**TO DO:**
The entries need to be copied exactly.

**DATA FOR THIS EXERCISE:**

::::::

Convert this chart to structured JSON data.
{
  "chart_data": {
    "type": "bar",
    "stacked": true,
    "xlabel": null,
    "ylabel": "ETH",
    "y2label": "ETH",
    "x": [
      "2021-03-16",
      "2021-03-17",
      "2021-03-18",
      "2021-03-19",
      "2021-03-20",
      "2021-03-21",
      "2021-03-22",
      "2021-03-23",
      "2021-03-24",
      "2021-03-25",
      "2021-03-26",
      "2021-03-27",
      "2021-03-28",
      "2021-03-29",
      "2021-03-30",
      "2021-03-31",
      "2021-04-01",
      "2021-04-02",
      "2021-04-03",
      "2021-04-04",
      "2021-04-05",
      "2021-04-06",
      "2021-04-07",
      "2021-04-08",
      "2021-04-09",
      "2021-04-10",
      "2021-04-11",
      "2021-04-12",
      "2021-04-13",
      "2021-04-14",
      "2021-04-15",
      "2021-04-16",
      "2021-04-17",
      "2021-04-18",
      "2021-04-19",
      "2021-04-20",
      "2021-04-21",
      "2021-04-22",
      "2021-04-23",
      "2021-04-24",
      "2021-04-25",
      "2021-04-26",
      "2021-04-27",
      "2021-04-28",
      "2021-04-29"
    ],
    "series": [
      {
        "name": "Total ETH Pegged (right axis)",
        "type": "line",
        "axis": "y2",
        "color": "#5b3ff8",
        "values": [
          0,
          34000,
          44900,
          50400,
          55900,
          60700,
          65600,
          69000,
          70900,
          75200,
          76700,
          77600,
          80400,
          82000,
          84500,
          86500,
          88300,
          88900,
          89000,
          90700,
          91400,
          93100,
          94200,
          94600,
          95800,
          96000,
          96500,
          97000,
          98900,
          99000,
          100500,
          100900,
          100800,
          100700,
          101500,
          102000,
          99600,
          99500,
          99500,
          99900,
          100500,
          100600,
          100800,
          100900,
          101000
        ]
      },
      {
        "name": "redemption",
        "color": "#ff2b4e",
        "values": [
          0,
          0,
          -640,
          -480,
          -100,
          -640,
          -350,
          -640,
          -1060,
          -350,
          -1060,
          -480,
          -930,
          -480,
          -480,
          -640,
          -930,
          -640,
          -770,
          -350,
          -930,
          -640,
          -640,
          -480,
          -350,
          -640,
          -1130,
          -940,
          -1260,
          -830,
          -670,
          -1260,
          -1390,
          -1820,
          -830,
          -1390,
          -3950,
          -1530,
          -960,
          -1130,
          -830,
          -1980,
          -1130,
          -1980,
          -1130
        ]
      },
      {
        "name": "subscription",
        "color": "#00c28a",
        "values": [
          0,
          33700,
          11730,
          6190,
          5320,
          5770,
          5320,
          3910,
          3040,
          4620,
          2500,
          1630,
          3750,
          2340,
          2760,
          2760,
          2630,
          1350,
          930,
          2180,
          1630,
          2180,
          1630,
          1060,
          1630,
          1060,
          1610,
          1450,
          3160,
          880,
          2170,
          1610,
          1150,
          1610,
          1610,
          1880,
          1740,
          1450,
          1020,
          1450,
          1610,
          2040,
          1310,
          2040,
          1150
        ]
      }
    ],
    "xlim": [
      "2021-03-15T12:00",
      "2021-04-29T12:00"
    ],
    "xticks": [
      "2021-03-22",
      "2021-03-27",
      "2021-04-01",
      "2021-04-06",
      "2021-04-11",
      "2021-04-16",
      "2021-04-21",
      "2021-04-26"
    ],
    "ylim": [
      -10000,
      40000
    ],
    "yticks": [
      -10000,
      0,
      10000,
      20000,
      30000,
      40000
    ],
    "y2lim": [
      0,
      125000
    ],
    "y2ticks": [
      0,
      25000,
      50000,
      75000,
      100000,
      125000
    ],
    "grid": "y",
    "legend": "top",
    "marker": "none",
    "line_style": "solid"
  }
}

::::::

**SOLVED PROBLEM:**
Convert this chart to structured JSON data.
{
  "chart_data": {
    "type": "bar",
    "stacked": true,
    "xlabel": null,
    "ylabel": "ETH",
    "y2label": "ETH",
    "x": [
      "2021-03-16",
      "2021-03-17",
      "2021-03-18",
      "2021-03-19",
      "2021-03-20",
      "2021-03-21",
      "2021-03-22",
      "2021-03-23",
      "2021-03-24",
      "2021-03-25",
      "2021-03-26",
      "2021-03-27",
      "2021-03-28",
      "2021-03-29",
      "2021-03-30",
      "2021-03-31",
      "2021-04-01",
      "2021-04-02",
      "2021-04-03",
      "2021-04-04",
      "2021-04-05",
      "2021-04-06",
      "2021-04-07",
      "2021-04-08",
      "2021-04-09",
      "2021-04-10",
      "2021-04-11",
      "2021-04-12",
      "2021-04-13",
      "2021-04-14",
      "2021-04-15",
      "2021-04-16",
      "2021-04-17",
      "2021-04-18",
      "2021-04-19",
      "2021-04-20",
      "2021-04-21",
      "2021-04-22",
      "2021-04-23",
      "2021-04-24",
      "2021-04-25",
      "2021-04-26",
      "2021-04-27",
      "2021-04-28",
      "2021-04-29"
    ],
    "series": [
      {
        "name": "Total ETH Pegged (right axis)",
        "type": "line",
        "axis": "y2",
        "color": "#5b3ff8",
        "values": [
          0,
          34000,
          44900,
          50400,
          55900,
          60700,
          65600,
          69000,
          70900,
          75200,
          76700,
          77600,
          80400,
          82000,
          84500,
          86500,
          88300,
          88900,
          89000,
          90700,
          91400,
          93100,
          94200,
          94600,
          95800,
          96000,
          96500,
          97000,
          98900,
          99000,
          100500,
          100900,
          100800,
          100700,
          101500,
          102000,
          99600,
          99500,
          99500,
          99900,
          100500,
          100600,
          100800,
          100900,
          101000
        ]
      },
      {
        "name": "redemption",
        "color": "#ff2b4e",
        "values": [
          0,
          0,
          -640,
          -480,
          -100,
          -640,
          -350,
          -640,
          -1060,
          -350,
          -1060,
          -480,
          -930,
          -480,
          -480,
          -640,
          -930,
          -640,
          -770,
          -350,
          -930,
          -640,
          -640,
          -480,
          -350,
          -640,
          -1130,
          -940,
          -1260,
          -830,
          -670,
          -1260,
          -1390,
          -1820,
          -830,
          -1390,
          -3950,
          -1530,
          -960,
          -1130,
          -830,
          -1980,
          -1130,
          -1980,
          -1130
        ]
      },
      {
        "name": "subscription",
        "color": "#00c28a",
        "values": [
          0,
          33700,
          11730,
          6190,
          5320,
          5770,
          5320,
          3910,
          3040,
          4620,
          2500,
          1630,
          3750,
          2340,
          2760,
          2760,
          2630,
          1350,
          930,
          2180,
          1630,
          2180,
          1630,
          1060,
          1630,
          1060,
          1610,
          1450,
          3160,
          880,
          2170,
          1610,
          1150,
          1610,
          1610,
          1880,
          1740,
          1450,
          1020,
          1450,
          1610,
          2040,
          1310,
          2040,
          1150
        ]
      }
    ],
    "xlim": [
      "2021-03-15T12:00",
      "2021-04-29T12:00"
    ],
    "xticks": [
      "2021-03-22",
      "2021-03-27",
      "2021-04-01",
      "2021-04-06",
      "2021-04-11",
      "2021-04-16",
      "2021-04-21",
      "2021-04-26"
    ],
    "ylim": [
      -10000,
      40000
    ],
    "yticks": [
      -10000,
      0,
      10000,
      20000,
      30000,
      40000
    ],
    "y2lim": [
      0,
      125000
    ],
    "y2ticks": [
      0,
      25000,
      50000,
      75000,
      100000,
      125000
    ],
    "grid": "y",
    "legend": "top",
    "marker": "none",
    "line_style": "solid"
  }
}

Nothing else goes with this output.